What to work on: Extract all lines that hold "entre" from the records below.

Given information:
···

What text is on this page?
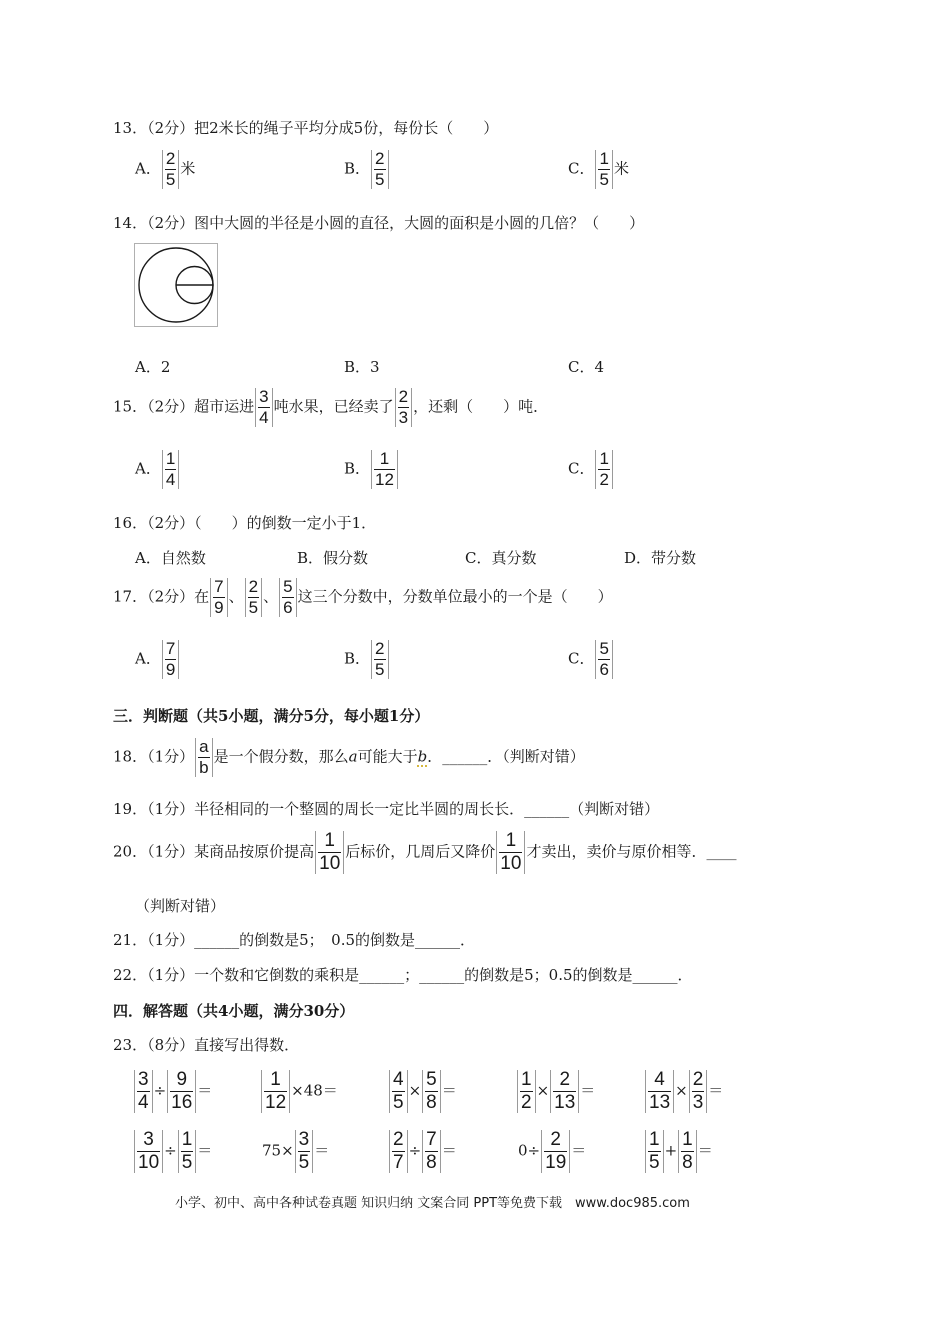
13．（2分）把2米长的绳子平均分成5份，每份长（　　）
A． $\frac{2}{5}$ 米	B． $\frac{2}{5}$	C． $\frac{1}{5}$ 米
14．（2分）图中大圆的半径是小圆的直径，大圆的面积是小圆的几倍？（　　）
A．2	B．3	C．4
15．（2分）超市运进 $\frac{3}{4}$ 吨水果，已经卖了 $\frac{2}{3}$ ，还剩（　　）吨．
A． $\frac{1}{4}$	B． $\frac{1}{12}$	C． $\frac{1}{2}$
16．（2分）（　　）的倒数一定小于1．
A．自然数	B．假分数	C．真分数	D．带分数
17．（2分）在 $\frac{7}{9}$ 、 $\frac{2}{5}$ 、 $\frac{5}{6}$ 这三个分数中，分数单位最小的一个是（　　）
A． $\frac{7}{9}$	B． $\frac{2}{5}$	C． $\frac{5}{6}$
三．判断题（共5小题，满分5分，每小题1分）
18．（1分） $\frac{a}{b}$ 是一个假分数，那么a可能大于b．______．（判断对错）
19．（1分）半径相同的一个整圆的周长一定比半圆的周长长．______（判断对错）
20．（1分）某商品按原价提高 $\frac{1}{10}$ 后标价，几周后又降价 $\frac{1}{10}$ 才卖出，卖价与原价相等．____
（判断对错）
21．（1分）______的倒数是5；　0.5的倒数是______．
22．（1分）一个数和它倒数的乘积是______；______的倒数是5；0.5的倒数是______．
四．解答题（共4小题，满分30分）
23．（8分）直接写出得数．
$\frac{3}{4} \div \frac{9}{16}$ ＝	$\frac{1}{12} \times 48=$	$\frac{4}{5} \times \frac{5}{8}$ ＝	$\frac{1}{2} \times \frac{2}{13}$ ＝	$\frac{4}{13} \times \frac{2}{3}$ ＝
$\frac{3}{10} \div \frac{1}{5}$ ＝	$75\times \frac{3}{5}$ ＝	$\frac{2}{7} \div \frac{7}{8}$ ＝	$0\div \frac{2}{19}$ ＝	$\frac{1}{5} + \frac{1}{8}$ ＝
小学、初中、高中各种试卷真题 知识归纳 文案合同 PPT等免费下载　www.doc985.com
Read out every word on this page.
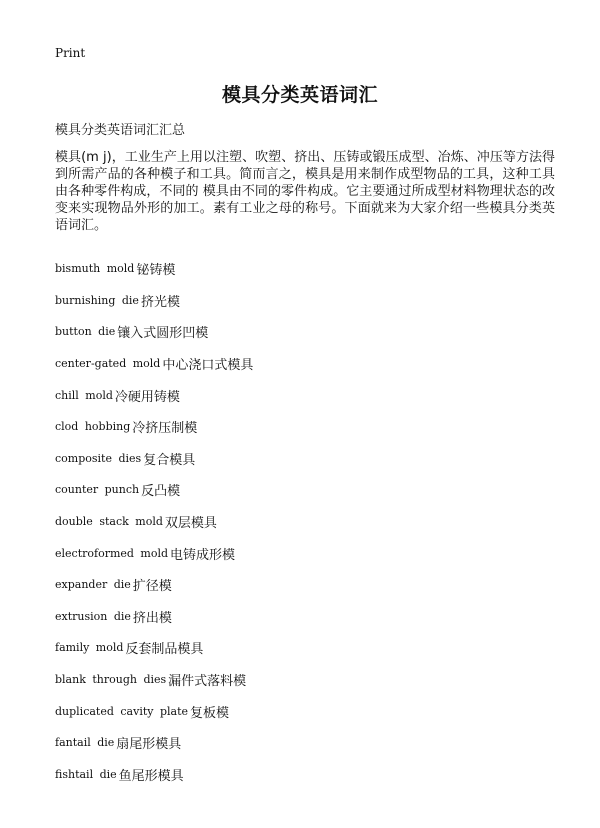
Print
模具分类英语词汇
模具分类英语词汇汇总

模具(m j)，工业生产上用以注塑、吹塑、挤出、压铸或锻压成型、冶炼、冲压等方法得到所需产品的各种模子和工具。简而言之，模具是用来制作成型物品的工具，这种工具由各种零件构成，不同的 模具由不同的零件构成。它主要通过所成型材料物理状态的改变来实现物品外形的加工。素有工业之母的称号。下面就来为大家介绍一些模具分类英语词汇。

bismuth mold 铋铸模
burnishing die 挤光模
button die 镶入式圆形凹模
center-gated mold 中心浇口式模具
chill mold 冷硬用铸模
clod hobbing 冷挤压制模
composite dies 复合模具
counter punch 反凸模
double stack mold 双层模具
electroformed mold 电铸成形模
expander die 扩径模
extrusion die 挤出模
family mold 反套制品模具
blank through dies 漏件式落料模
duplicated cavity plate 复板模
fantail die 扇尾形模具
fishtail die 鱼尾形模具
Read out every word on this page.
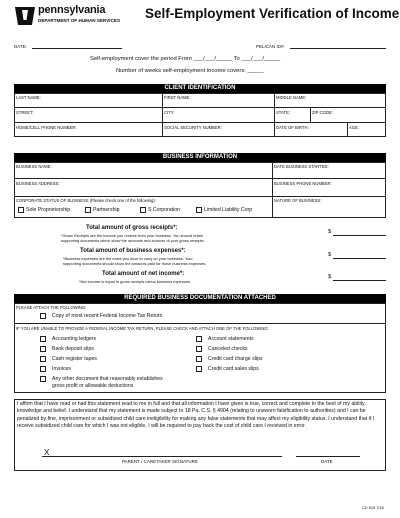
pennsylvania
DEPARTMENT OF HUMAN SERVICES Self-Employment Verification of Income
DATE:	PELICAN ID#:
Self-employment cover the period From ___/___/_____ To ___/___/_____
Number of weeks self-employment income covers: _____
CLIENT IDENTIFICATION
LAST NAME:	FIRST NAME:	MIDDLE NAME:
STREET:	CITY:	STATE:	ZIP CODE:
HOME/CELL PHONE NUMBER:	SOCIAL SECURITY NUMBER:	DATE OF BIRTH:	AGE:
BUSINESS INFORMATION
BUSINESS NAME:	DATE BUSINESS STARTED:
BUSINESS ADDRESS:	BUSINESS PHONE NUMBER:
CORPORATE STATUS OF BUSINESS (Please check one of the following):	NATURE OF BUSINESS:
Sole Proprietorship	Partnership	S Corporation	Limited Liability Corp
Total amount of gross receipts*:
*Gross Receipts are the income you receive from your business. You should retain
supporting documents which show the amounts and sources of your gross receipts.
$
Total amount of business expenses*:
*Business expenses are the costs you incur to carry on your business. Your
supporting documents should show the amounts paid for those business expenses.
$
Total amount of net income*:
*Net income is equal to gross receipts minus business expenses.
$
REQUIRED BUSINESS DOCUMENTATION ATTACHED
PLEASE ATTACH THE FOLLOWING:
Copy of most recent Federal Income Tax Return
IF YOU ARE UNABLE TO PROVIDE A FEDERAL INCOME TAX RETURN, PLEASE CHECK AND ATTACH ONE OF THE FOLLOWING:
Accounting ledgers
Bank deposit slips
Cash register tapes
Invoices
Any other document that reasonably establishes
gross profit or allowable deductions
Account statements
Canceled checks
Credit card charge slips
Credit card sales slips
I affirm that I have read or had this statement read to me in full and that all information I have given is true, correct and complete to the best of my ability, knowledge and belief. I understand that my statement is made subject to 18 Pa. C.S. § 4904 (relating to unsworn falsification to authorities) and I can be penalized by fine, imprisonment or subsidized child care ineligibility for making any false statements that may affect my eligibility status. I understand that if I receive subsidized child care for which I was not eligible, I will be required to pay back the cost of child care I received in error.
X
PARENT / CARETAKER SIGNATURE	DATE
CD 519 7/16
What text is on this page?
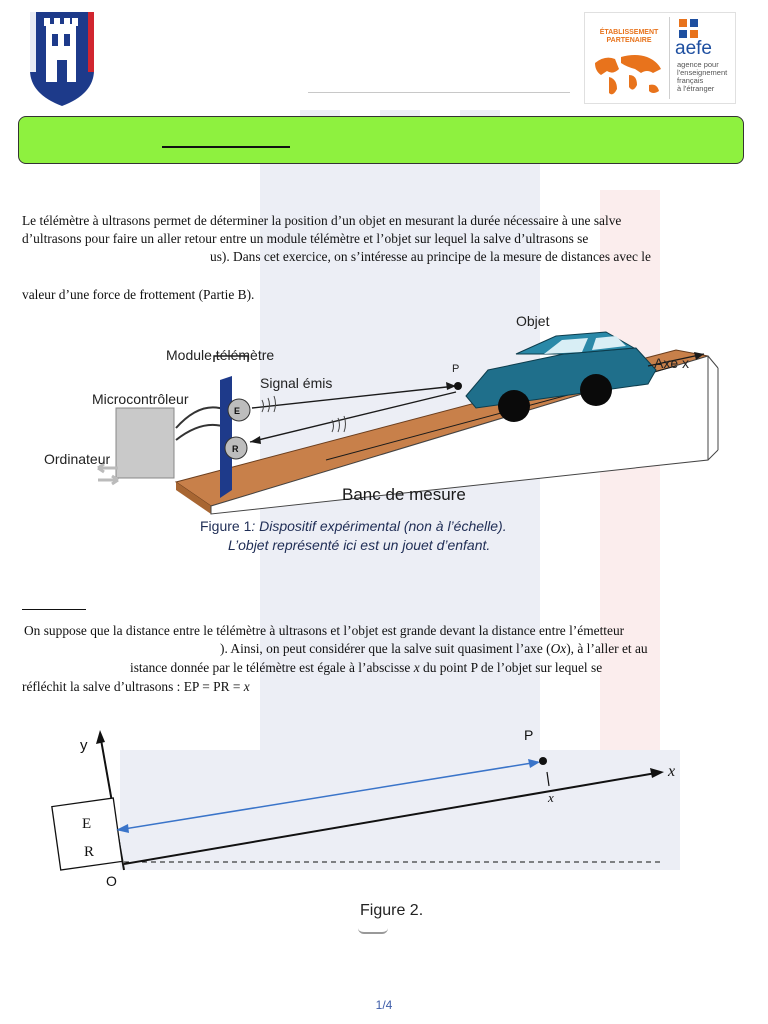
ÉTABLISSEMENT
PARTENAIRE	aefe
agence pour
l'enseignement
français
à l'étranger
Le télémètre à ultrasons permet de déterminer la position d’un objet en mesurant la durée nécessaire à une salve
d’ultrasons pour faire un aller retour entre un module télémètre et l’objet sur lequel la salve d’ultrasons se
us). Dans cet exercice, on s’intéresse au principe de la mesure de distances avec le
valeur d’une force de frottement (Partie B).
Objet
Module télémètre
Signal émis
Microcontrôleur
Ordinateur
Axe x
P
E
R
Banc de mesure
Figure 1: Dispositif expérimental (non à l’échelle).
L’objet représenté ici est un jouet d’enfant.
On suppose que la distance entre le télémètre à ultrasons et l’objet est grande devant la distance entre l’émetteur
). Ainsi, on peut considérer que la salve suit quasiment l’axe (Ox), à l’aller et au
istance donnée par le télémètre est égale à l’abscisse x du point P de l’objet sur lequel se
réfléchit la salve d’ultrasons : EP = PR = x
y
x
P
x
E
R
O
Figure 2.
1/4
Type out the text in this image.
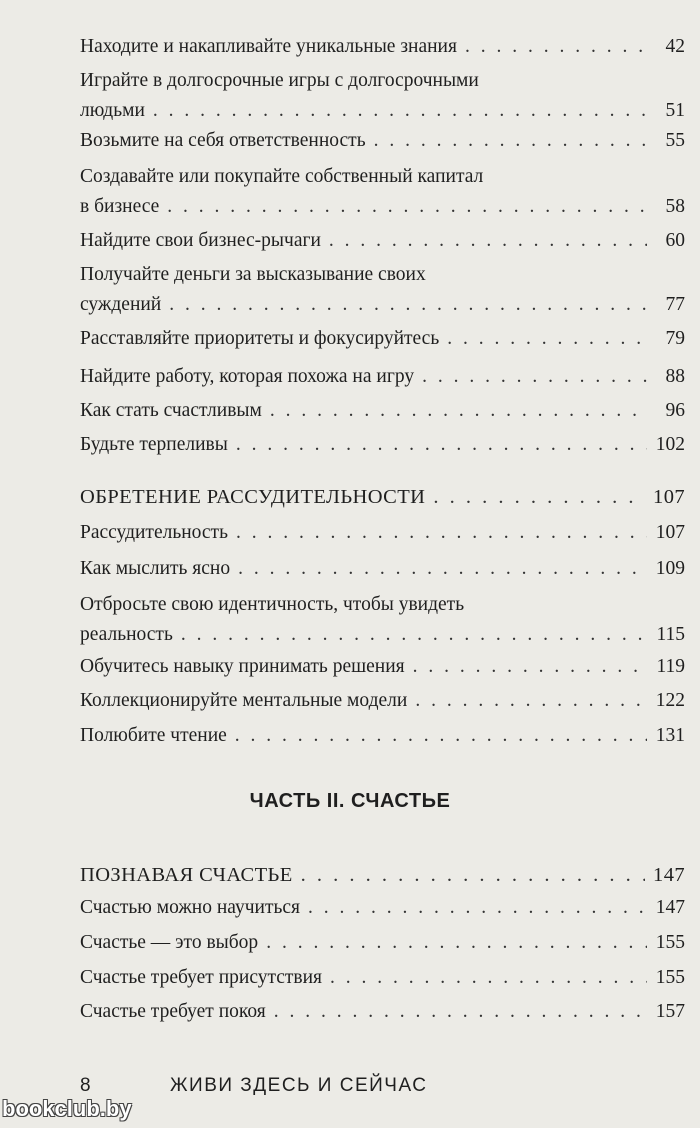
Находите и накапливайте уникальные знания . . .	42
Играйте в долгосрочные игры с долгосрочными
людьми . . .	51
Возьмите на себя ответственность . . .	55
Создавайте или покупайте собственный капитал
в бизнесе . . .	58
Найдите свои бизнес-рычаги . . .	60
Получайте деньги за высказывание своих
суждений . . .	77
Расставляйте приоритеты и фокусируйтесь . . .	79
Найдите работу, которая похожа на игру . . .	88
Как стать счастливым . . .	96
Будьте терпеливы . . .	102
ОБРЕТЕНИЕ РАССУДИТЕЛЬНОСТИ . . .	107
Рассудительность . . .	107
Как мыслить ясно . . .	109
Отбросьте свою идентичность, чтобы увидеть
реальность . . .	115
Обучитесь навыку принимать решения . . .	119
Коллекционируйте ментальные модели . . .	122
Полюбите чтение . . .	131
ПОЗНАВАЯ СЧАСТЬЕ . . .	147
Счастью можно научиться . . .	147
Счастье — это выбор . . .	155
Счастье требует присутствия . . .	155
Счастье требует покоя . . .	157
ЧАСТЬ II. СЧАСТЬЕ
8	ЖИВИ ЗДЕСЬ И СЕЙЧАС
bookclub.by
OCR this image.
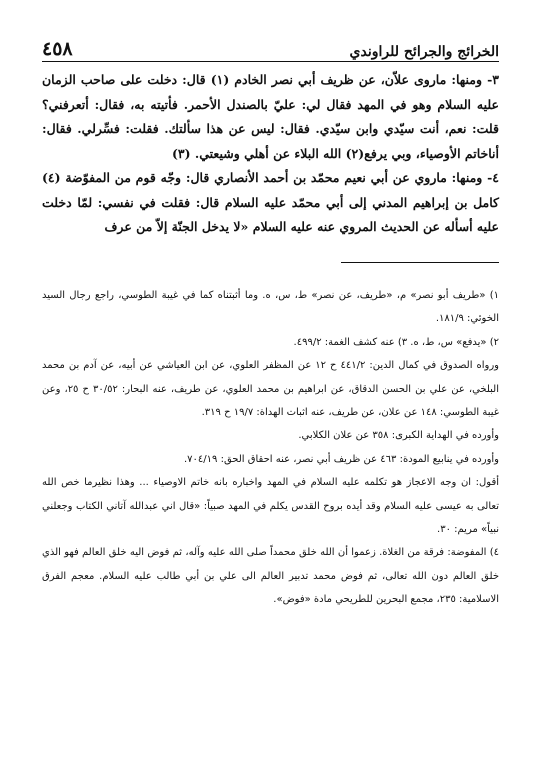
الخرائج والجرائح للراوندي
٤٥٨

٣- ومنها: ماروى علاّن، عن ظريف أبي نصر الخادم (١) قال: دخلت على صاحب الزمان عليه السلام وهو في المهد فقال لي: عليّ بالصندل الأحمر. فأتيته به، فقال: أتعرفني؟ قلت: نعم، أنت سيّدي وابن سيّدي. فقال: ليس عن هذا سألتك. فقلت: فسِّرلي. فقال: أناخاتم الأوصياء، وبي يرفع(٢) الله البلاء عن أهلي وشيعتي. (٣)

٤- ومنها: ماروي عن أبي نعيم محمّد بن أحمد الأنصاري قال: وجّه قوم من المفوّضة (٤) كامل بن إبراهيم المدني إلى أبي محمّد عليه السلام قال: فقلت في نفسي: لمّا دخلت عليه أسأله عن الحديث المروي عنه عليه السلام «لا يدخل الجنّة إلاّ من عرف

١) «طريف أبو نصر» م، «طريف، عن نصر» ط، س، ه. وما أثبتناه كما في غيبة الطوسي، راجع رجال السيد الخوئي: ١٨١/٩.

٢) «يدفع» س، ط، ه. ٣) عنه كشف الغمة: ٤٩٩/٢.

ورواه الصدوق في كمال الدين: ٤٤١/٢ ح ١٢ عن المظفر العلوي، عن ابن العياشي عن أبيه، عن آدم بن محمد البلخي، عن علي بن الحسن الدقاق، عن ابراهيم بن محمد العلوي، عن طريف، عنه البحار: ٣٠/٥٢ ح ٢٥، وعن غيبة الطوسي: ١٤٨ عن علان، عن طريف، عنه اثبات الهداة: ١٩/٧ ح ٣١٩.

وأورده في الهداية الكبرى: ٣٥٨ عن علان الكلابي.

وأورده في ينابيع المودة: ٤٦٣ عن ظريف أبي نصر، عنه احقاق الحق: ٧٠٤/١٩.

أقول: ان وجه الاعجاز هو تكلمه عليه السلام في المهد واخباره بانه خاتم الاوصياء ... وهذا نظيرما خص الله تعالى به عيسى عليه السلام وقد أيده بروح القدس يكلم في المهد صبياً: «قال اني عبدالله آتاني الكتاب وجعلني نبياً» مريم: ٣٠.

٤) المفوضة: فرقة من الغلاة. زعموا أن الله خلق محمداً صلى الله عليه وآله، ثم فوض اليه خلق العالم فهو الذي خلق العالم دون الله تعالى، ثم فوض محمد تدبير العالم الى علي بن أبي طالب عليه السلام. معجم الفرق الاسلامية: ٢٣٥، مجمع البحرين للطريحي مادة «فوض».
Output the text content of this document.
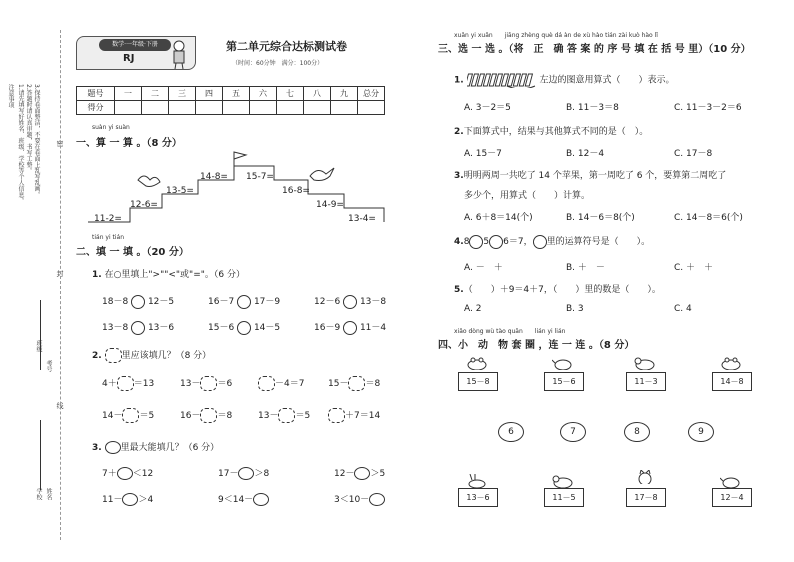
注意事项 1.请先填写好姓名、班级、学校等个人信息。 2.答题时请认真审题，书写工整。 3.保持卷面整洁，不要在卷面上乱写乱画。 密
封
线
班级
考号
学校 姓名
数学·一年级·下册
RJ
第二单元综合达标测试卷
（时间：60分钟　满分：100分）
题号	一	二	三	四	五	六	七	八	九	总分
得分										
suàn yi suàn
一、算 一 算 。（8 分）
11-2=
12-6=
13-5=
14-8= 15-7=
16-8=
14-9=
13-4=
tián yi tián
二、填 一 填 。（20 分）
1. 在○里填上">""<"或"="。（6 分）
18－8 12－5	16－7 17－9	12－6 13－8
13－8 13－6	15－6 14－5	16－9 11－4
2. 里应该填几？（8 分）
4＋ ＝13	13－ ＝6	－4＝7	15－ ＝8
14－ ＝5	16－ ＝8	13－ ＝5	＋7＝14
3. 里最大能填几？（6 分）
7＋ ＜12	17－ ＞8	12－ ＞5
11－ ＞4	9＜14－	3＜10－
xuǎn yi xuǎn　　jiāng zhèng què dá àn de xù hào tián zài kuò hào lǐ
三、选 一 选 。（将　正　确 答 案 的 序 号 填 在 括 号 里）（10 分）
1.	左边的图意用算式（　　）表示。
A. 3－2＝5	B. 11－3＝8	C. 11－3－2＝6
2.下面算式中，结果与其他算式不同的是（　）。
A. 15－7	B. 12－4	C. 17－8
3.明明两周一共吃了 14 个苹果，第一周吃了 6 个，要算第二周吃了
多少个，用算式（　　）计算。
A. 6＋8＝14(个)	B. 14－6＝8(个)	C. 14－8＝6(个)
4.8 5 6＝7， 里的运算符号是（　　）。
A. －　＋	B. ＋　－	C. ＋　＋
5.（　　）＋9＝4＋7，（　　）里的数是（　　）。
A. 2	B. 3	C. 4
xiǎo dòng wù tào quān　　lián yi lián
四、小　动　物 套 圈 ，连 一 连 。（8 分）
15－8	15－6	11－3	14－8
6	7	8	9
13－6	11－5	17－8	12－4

···

Result of the task:
d’ultrasons pour faire un aller retour entre un module télémètre et l’objet sur lequel la salve d’ultrasons se
On suppose que la distance entre le télémètre à ultrasons et l’objet est grande devant la distance entre l’émetteur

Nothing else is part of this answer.